--- Exercise prompt ---
Extract verbatim every line from the one containing "Give me a plain-text" to the final line of the records below, inclusive, and exclude all pictures.

--- Working data ---
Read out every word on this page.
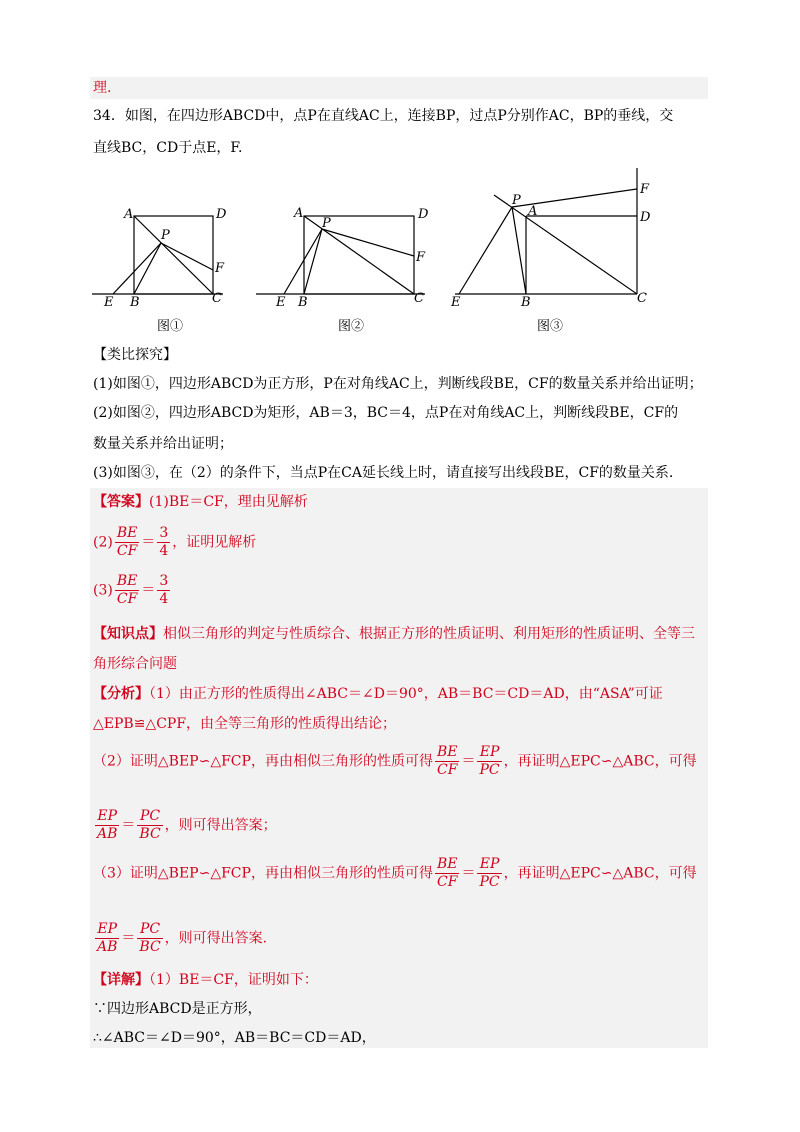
理.
34．如图，在四边形ABCD中，点P在直线AC上，连接BP，过点P分别作AC，BP的垂线，交
直线BC，CD于点E，F.
A	D
P
F
E B	C
A	D
P
F
E B	C
P
A
F
D
E	B	C
图①	图②	图③
【类比探究】
(1)如图①，四边形ABCD为正方形，P在对角线AC上，判断线段BE，CF的数量关系并给出证明；
(2)如图②，四边形ABCD为矩形，AB＝3，BC＝4，点P在对角线AC上，判断线段BE，CF的
数量关系并给出证明；
(3)如图③，在（2）的条件下，当点P在CA延长线上时，请直接写出线段BE，CF的数量关系.
【答案】(1)BE＝CF，理由见解析
$(2) \frac{BE}{CF} = \frac{3}{4}$ ，证明见解析
$(3) \frac{BE}{CF} = \frac{3}{4}$
【知识点】相似三角形的判定与性质综合、根据正方形的性质证明、利用矩形的性质证明、全等三
角形综合问题
【分析】（1）由正方形的性质得出∠ABC＝∠D＝90°，AB＝BC＝CD＝AD，由“ASA”可证
△EPB≌△CPF，由全等三角形的性质得出结论；
（2）证明△BEP∽△FCP，再由相似三角形的性质可得 $\frac{BE}{CF} = \frac{EP}{PC}$ ，再证明△EPC∽△ABC，可得
$\frac{EP}{AB} = \frac{PC}{BC}$ ，则可得出答案；
（3）证明△BEP∽△FCP，再由相似三角形的性质可得 $\frac{BE}{CF} = \frac{EP}{PC}$ ，再证明△EPC∽△ABC，可得
$\frac{EP}{AB} = \frac{PC}{BC}$ ，则可得出答案.
【详解】（1）BE＝CF，证明如下：
∵四边形ABCD是正方形，
∴∠ABC＝∠D＝90°，AB＝BC＝CD＝AD，
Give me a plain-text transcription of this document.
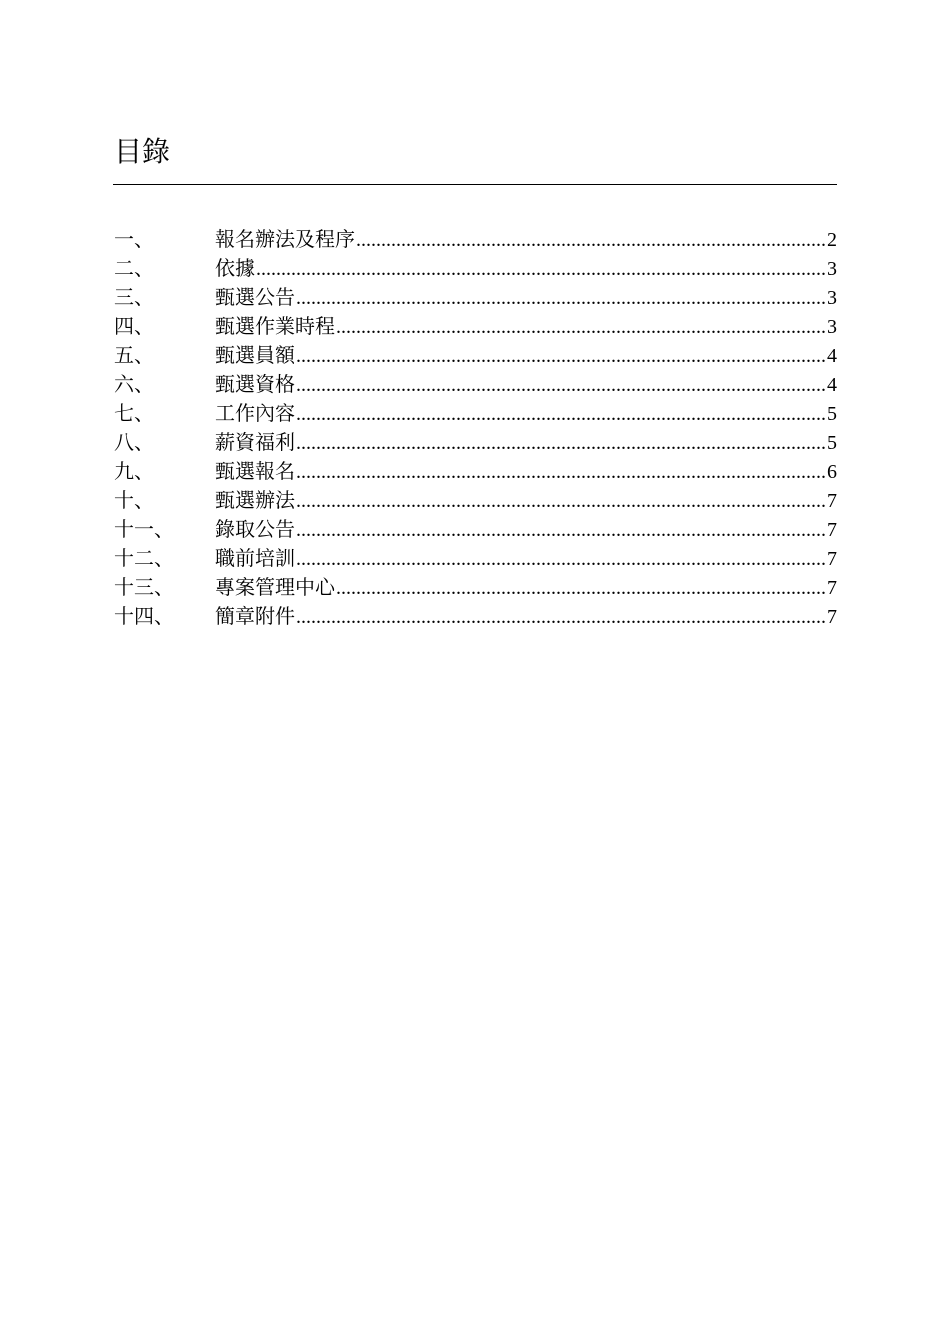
目錄
一、	報名辦法及程序 .....	2
二、	依據 .....	3
三、	甄選公告 .....	3
四、	甄選作業時程 .....	3
五、	甄選員額 .....	4
六、	甄選資格 .....	4
七、	工作內容 .....	5
八、	薪資福利 .....	5
九、	甄選報名 .....	6
十、	甄選辦法 .....	7
十一、	錄取公告 .....	7
十二、	職前培訓 .....	7
十三、	專案管理中心 .....	7
十四、	簡章附件 .....	7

--- Solution ---
Give me a plain-text transcription of this document.
目錄
一、	報名辦法及程序 .....	2
二、	依據 .....	3
三、	甄選公告 .....	3
四、	甄選作業時程 .....	3
五、	甄選員額 .....	4
六、	甄選資格 .....	4
七、	工作內容 .....	5
八、	薪資福利 .....	5
九、	甄選報名 .....	6
十、	甄選辦法 .....	7
十一、	錄取公告 .....	7
十二、	職前培訓 .....	7
十三、	專案管理中心 .....	7
十四、	簡章附件 .....	7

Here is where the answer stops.